Problem -> Write out the whole of the material exactly.

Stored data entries
──────────────────────────────

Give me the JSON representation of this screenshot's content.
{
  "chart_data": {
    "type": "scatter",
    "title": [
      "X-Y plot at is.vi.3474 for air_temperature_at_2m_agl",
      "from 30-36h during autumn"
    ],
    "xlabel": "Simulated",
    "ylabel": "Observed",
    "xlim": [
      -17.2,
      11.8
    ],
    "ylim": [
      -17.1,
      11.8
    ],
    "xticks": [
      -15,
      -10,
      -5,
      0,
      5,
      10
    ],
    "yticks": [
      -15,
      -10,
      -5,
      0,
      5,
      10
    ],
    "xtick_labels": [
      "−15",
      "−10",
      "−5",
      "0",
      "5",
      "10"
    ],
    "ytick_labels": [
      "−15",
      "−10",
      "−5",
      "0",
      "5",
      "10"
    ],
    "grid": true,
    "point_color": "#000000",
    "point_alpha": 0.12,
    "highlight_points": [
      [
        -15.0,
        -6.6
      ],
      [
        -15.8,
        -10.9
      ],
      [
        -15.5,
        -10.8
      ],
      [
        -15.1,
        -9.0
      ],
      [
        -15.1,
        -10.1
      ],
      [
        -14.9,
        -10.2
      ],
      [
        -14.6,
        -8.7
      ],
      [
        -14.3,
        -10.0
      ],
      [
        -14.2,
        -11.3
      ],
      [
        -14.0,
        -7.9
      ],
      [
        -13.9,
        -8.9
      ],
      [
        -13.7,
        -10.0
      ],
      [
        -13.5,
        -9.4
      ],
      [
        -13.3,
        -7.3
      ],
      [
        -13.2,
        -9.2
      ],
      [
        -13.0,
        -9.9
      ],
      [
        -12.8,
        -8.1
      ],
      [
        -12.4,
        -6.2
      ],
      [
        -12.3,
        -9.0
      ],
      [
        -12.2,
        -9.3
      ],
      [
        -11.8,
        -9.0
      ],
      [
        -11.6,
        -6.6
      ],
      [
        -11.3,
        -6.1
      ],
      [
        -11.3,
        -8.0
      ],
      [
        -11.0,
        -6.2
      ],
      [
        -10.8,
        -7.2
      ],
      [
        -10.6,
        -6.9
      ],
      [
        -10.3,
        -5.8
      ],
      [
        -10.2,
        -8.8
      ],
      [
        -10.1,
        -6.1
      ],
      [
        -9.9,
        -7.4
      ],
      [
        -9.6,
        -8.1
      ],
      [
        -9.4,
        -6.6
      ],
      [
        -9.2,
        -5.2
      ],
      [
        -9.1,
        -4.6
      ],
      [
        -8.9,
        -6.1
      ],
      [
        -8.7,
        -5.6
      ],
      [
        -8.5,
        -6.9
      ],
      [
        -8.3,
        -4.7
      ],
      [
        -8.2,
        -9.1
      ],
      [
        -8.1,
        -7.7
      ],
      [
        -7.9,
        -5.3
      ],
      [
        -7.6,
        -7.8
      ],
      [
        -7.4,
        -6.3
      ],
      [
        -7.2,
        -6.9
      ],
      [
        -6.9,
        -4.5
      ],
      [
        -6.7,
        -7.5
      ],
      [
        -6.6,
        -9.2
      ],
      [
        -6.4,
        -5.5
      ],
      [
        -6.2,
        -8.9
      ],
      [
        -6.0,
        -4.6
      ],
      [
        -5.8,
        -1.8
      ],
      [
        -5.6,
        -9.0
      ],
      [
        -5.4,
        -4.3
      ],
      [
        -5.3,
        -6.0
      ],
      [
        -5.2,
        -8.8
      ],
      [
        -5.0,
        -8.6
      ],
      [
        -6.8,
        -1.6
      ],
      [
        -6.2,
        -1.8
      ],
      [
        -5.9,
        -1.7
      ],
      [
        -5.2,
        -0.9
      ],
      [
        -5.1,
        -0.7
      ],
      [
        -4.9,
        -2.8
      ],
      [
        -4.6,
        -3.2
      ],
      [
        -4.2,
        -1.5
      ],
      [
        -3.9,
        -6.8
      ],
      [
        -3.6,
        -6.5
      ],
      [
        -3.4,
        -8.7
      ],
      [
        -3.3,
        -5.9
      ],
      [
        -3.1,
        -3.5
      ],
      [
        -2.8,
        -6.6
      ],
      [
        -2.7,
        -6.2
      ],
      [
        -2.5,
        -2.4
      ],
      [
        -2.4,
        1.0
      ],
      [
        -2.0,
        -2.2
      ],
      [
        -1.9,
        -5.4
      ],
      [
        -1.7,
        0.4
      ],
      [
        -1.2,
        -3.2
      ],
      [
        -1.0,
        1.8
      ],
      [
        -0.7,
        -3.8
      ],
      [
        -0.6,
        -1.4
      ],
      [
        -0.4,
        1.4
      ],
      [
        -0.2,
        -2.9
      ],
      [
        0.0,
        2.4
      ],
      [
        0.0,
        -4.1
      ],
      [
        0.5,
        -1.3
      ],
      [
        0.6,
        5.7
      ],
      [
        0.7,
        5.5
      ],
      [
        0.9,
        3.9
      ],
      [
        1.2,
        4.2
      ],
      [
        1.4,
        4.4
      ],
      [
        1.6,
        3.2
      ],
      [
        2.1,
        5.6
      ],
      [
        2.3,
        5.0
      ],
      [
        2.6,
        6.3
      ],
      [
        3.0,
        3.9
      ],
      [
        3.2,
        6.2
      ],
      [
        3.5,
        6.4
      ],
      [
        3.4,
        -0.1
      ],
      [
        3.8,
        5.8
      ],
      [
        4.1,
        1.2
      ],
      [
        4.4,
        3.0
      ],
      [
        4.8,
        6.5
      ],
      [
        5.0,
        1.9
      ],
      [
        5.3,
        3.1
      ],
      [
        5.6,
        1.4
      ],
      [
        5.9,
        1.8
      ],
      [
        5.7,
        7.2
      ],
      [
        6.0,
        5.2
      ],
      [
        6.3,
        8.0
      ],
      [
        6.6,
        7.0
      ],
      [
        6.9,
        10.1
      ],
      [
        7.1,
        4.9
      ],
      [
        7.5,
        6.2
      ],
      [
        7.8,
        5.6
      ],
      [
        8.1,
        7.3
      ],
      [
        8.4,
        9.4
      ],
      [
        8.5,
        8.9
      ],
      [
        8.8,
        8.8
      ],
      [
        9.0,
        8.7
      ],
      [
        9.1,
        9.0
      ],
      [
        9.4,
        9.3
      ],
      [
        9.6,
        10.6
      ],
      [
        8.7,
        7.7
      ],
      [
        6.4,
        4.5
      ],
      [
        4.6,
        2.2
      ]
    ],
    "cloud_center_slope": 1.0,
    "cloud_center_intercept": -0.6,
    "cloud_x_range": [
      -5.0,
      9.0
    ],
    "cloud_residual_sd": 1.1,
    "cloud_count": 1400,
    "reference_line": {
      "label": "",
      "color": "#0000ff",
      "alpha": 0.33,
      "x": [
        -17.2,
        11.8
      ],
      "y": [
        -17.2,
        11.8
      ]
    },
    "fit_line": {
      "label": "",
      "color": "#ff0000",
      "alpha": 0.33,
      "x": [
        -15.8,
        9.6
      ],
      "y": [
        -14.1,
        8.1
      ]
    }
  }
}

──────────────────────────────

Output of the exercise ->
Give me the JSON representation of this screenshot's content.
{
  "chart_data": {
    "type": "scatter",
    "title": [
      "X-Y plot at is.vi.3474 for air_temperature_at_2m_agl",
      "from 30-36h during autumn"
    ],
    "xlabel": "Simulated",
    "ylabel": "Observed",
    "xlim": [
      -17.2,
      11.8
    ],
    "ylim": [
      -17.1,
      11.8
    ],
    "xticks": [
      -15,
      -10,
      -5,
      0,
      5,
      10
    ],
    "yticks": [
      -15,
      -10,
      -5,
      0,
      5,
      10
    ],
    "xtick_labels": [
      "−15",
      "−10",
      "−5",
      "0",
      "5",
      "10"
    ],
    "ytick_labels": [
      "−15",
      "−10",
      "−5",
      "0",
      "5",
      "10"
    ],
    "grid": true,
    "point_color": "#000000",
    "point_alpha": 0.12,
    "highlight_points": [
      [
        -15.0,
        -6.6
      ],
      [
        -15.8,
        -10.9
      ],
      [
        -15.5,
        -10.8
      ],
      [
        -15.1,
        -9.0
      ],
      [
        -15.1,
        -10.1
      ],
      [
        -14.9,
        -10.2
      ],
      [
        -14.6,
        -8.7
      ],
      [
        -14.3,
        -10.0
      ],
      [
        -14.2,
        -11.3
      ],
      [
        -14.0,
        -7.9
      ],
      [
        -13.9,
        -8.9
      ],
      [
        -13.7,
        -10.0
      ],
      [
        -13.5,
        -9.4
      ],
      [
        -13.3,
        -7.3
      ],
      [
        -13.2,
        -9.2
      ],
      [
        -13.0,
        -9.9
      ],
      [
        -12.8,
        -8.1
      ],
      [
        -12.4,
        -6.2
      ],
      [
        -12.3,
        -9.0
      ],
      [
        -12.2,
        -9.3
      ],
      [
        -11.8,
        -9.0
      ],
      [
        -11.6,
        -6.6
      ],
      [
        -11.3,
        -6.1
      ],
      [
        -11.3,
        -8.0
      ],
      [
        -11.0,
        -6.2
      ],
      [
        -10.8,
        -7.2
      ],
      [
        -10.6,
        -6.9
      ],
      [
        -10.3,
        -5.8
      ],
      [
        -10.2,
        -8.8
      ],
      [
        -10.1,
        -6.1
      ],
      [
        -9.9,
        -7.4
      ],
      [
        -9.6,
        -8.1
      ],
      [
        -9.4,
        -6.6
      ],
      [
        -9.2,
        -5.2
      ],
      [
        -9.1,
        -4.6
      ],
      [
        -8.9,
        -6.1
      ],
      [
        -8.7,
        -5.6
      ],
      [
        -8.5,
        -6.9
      ],
      [
        -8.3,
        -4.7
      ],
      [
        -8.2,
        -9.1
      ],
      [
        -8.1,
        -7.7
      ],
      [
        -7.9,
        -5.3
      ],
      [
        -7.6,
        -7.8
      ],
      [
        -7.4,
        -6.3
      ],
      [
        -7.2,
        -6.9
      ],
      [
        -6.9,
        -4.5
      ],
      [
        -6.7,
        -7.5
      ],
      [
        -6.6,
        -9.2
      ],
      [
        -6.4,
        -5.5
      ],
      [
        -6.2,
        -8.9
      ],
      [
        -6.0,
        -4.6
      ],
      [
        -5.8,
        -1.8
      ],
      [
        -5.6,
        -9.0
      ],
      [
        -5.4,
        -4.3
      ],
      [
        -5.3,
        -6.0
      ],
      [
        -5.2,
        -8.8
      ],
      [
        -5.0,
        -8.6
      ],
      [
        -6.8,
        -1.6
      ],
      [
        -6.2,
        -1.8
      ],
      [
        -5.9,
        -1.7
      ],
      [
        -5.2,
        -0.9
      ],
      [
        -5.1,
        -0.7
      ],
      [
        -4.9,
        -2.8
      ],
      [
        -4.6,
        -3.2
      ],
      [
        -4.2,
        -1.5
      ],
      [
        -3.9,
        -6.8
      ],
      [
        -3.6,
        -6.5
      ],
      [
        -3.4,
        -8.7
      ],
      [
        -3.3,
        -5.9
      ],
      [
        -3.1,
        -3.5
      ],
      [
        -2.8,
        -6.6
      ],
      [
        -2.7,
        -6.2
      ],
      [
        -2.5,
        -2.4
      ],
      [
        -2.4,
        1.0
      ],
      [
        -2.0,
        -2.2
      ],
      [
        -1.9,
        -5.4
      ],
      [
        -1.7,
        0.4
      ],
      [
        -1.2,
        -3.2
      ],
      [
        -1.0,
        1.8
      ],
      [
        -0.7,
        -3.8
      ],
      [
        -0.6,
        -1.4
      ],
      [
        -0.4,
        1.4
      ],
      [
        -0.2,
        -2.9
      ],
      [
        0.0,
        2.4
      ],
      [
        0.0,
        -4.1
      ],
      [
        0.5,
        -1.3
      ],
      [
        0.6,
        5.7
      ],
      [
        0.7,
        5.5
      ],
      [
        0.9,
        3.9
      ],
      [
        1.2,
        4.2
      ],
      [
        1.4,
        4.4
      ],
      [
        1.6,
        3.2
      ],
      [
        2.1,
        5.6
      ],
      [
        2.3,
        5.0
      ],
      [
        2.6,
        6.3
      ],
      [
        3.0,
        3.9
      ],
      [
        3.2,
        6.2
      ],
      [
        3.5,
        6.4
      ],
      [
        3.4,
        -0.1
      ],
      [
        3.8,
        5.8
      ],
      [
        4.1,
        1.2
      ],
      [
        4.4,
        3.0
      ],
      [
        4.8,
        6.5
      ],
      [
        5.0,
        1.9
      ],
      [
        5.3,
        3.1
      ],
      [
        5.6,
        1.4
      ],
      [
        5.9,
        1.8
      ],
      [
        5.7,
        7.2
      ],
      [
        6.0,
        5.2
      ],
      [
        6.3,
        8.0
      ],
      [
        6.6,
        7.0
      ],
      [
        6.9,
        10.1
      ],
      [
        7.1,
        4.9
      ],
      [
        7.5,
        6.2
      ],
      [
        7.8,
        5.6
      ],
      [
        8.1,
        7.3
      ],
      [
        8.4,
        9.4
      ],
      [
        8.5,
        8.9
      ],
      [
        8.8,
        8.8
      ],
      [
        9.0,
        8.7
      ],
      [
        9.1,
        9.0
      ],
      [
        9.4,
        9.3
      ],
      [
        9.6,
        10.6
      ],
      [
        8.7,
        7.7
      ],
      [
        6.4,
        4.5
      ],
      [
        4.6,
        2.2
      ]
    ],
    "cloud_center_slope": 1.0,
    "cloud_center_intercept": -0.6,
    "cloud_x_range": [
      -5.0,
      9.0
    ],
    "cloud_residual_sd": 1.1,
    "cloud_count": 1400,
    "reference_line": {
      "label": "",
      "color": "#0000ff",
      "alpha": 0.33,
      "x": [
        -17.2,
        11.8
      ],
      "y": [
        -17.2,
        11.8
      ]
    },
    "fit_line": {
      "label": "",
      "color": "#ff0000",
      "alpha": 0.33,
      "x": [
        -15.8,
        9.6
      ],
      "y": [
        -14.1,
        8.1
      ]
    }
  }
}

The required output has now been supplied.